## EXCERPTED RECORDS
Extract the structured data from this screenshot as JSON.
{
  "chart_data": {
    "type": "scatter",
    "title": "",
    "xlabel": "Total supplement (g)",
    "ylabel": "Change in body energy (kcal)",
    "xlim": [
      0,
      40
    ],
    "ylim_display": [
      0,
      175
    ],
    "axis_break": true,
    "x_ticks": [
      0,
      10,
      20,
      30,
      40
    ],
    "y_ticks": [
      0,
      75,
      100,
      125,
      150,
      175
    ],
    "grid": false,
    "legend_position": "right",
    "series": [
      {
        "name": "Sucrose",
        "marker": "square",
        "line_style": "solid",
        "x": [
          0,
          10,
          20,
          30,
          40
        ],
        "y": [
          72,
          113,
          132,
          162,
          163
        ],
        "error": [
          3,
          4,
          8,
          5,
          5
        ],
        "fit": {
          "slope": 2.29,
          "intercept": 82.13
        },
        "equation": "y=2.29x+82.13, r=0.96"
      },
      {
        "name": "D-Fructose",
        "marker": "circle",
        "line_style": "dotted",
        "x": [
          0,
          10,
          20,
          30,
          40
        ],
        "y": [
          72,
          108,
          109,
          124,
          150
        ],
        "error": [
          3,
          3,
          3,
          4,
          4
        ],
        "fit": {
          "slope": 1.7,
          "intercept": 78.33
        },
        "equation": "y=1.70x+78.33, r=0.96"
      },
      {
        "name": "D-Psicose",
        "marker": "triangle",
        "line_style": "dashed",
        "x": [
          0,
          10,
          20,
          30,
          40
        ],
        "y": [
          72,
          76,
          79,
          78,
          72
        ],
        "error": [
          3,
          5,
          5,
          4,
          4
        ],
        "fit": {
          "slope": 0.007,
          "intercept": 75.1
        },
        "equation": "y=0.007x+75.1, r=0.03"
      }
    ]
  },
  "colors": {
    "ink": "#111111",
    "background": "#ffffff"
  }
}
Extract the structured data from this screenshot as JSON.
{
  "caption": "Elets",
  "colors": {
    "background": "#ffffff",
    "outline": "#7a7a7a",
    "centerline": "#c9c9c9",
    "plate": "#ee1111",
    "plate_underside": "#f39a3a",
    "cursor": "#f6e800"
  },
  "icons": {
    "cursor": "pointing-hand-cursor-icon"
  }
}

## EXERCISE
Quote the data above in full, changing nothing.

## ANSWER FOR THIS EXERCISE
Extract the structured data from this screenshot as JSON.
{
  "chart_data": {
    "type": "scatter",
    "title": "",
    "xlabel": "Total supplement (g)",
    "ylabel": "Change in body energy (kcal)",
    "xlim": [
      0,
      40
    ],
    "ylim_display": [
      0,
      175
    ],
    "axis_break": true,
    "x_ticks": [
      0,
      10,
      20,
      30,
      40
    ],
    "y_ticks": [
      0,
      75,
      100,
      125,
      150,
      175
    ],
    "grid": false,
    "legend_position": "right",
    "series": [
      {
        "name": "Sucrose",
        "marker": "square",
        "line_style": "solid",
        "x": [
          0,
          10,
          20,
          30,
          40
        ],
        "y": [
          72,
          113,
          132,
          162,
          163
        ],
        "error": [
          3,
          4,
          8,
          5,
          5
        ],
        "fit": {
          "slope": 2.29,
          "intercept": 82.13
        },
        "equation": "y=2.29x+82.13, r=0.96"
      },
      {
        "name": "D-Fructose",
        "marker": "circle",
        "line_style": "dotted",
        "x": [
          0,
          10,
          20,
          30,
          40
        ],
        "y": [
          72,
          108,
          109,
          124,
          150
        ],
        "error": [
          3,
          3,
          3,
          4,
          4
        ],
        "fit": {
          "slope": 1.7,
          "intercept": 78.33
        },
        "equation": "y=1.70x+78.33, r=0.96"
      },
      {
        "name": "D-Psicose",
        "marker": "triangle",
        "line_style": "dashed",
        "x": [
          0,
          10,
          20,
          30,
          40
        ],
        "y": [
          72,
          76,
          79,
          78,
          72
        ],
        "error": [
          3,
          5,
          5,
          4,
          4
        ],
        "fit": {
          "slope": 0.007,
          "intercept": 75.1
        },
        "equation": "y=0.007x+75.1, r=0.03"
      }
    ]
  },
  "colors": {
    "ink": "#111111",
    "background": "#ffffff"
  }
}
Extract the structured data from this screenshot as JSON.
{
  "caption": "Elets",
  "colors": {
    "background": "#ffffff",
    "outline": "#7a7a7a",
    "centerline": "#c9c9c9",
    "plate": "#ee1111",
    "plate_underside": "#f39a3a",
    "cursor": "#f6e800"
  },
  "icons": {
    "cursor": "pointing-hand-cursor-icon"
  }
}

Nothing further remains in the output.